▸ **Passage given**:
Jean-Pierre Papon (23 January 1734 – 15 January 1803) was an 18th-century French abbot, historian of the Provence and of the French Revolution.

Life and work 
Papon finished school in Turin and at the age of 18 years became an Oratorian. He then taught as a secondary school teacher in Marseille, Riom, Nantes and Lyon. From 1780, he was a librarian in Marseille and a member of the Académie de Marseille. He fled the French revolution into the Cevennes and on 24 February 1796 became a non resident member of the newly (1795) founded Institut de France (Académie des sciences morales et politique). He was also one of the resident members of the Société des observateurs de l'homme.

He was one of the authors who prepared the scientific Romance and Provencal linguistics of the 19th century.

▸ **Complete the following**:
1: In the passage on Jean-Pierre Papon, update everything from "Jean-Pierre Papon (23" down to "the 19th century.", replacing "librarian" with "archivist".
2: According to the passage on Jean-Pierre Papon, in what city did he finish school?
3: Continue the passage on Jean-Pierre Papon from the point where it stops.

▸ **Stored data**:

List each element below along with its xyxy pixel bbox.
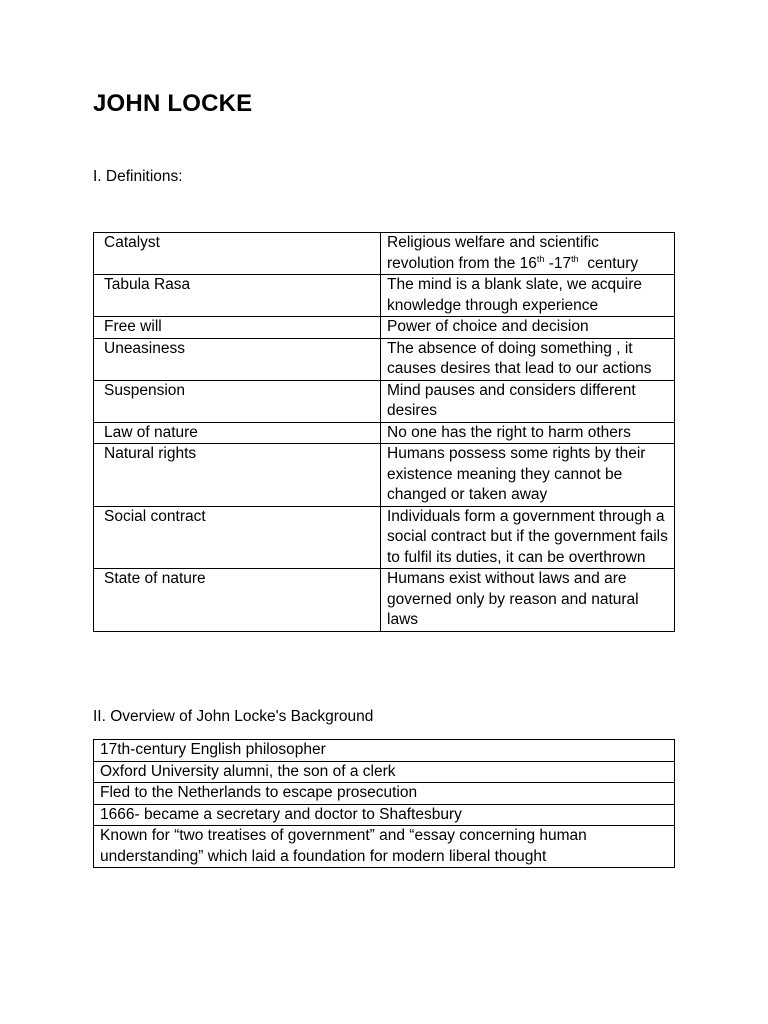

▸ **Exercise results**:
1:
Jean-Pierre Papon (23 January 1734 – 15 January 1803) was an 18th-century French abbot, historian of the Provence and of the French Revolution.

Life and work 
Papon finished school in Turin and at the age of 18 years became an Oratorian. He then taught as a secondary school teacher in Marseille, Riom, Nantes and Lyon. From 1780, he was a archivist in Marseille and a member of the Académie de Marseille. He fled the French revolution into the Cevennes and on 24 February 1796 became a non resident member of the newly (1795) founded Institut de France (Académie des sciences morales et politique). He was also one of the resident members of the Société des observateurs de l'homme.

He was one of the authors who prepared the scientific Romance and Provencal linguistics of the 19th century.

2: Turin

3:
Works 
1765: L’art du poète et de l‘orateur. Ouvrage destiné à diriger les études, et à former le goût des jeunes gens et des personnes qui s'adonnent à la littérature. Preceded by an Essai sur l'Éducation, Lyon 1765, 1766, 1768, 1774, 1783; Paris 1800, 1806; Avignon 1811
 1777–1786: Histoire générale de Provence - 4 vol. Moutard; Read online. In the second volume he incorporated long passages about the troubadours and the history of the Provencal language.
 1780: Histoire littéraire de Provence - Barois l'aîné Read online  
 1788: Histoire du Gouvernement Français, depuis l'Assemblée des Notables, tenue le 22 février 1787, jusqu'à la fin de Décembre de la même année, London 1788, Paris 1789
 1800: De la peste ou Epoques mémorables de ce fléau et des moyens de s'en préserver - Lavillette et compagnie - Paris
 1815: Histoire de la Révolution de France, 6 vol. (posthumous work)

Sources 
Pierre Larousse, Dictionnaire universel du XIXe siècle.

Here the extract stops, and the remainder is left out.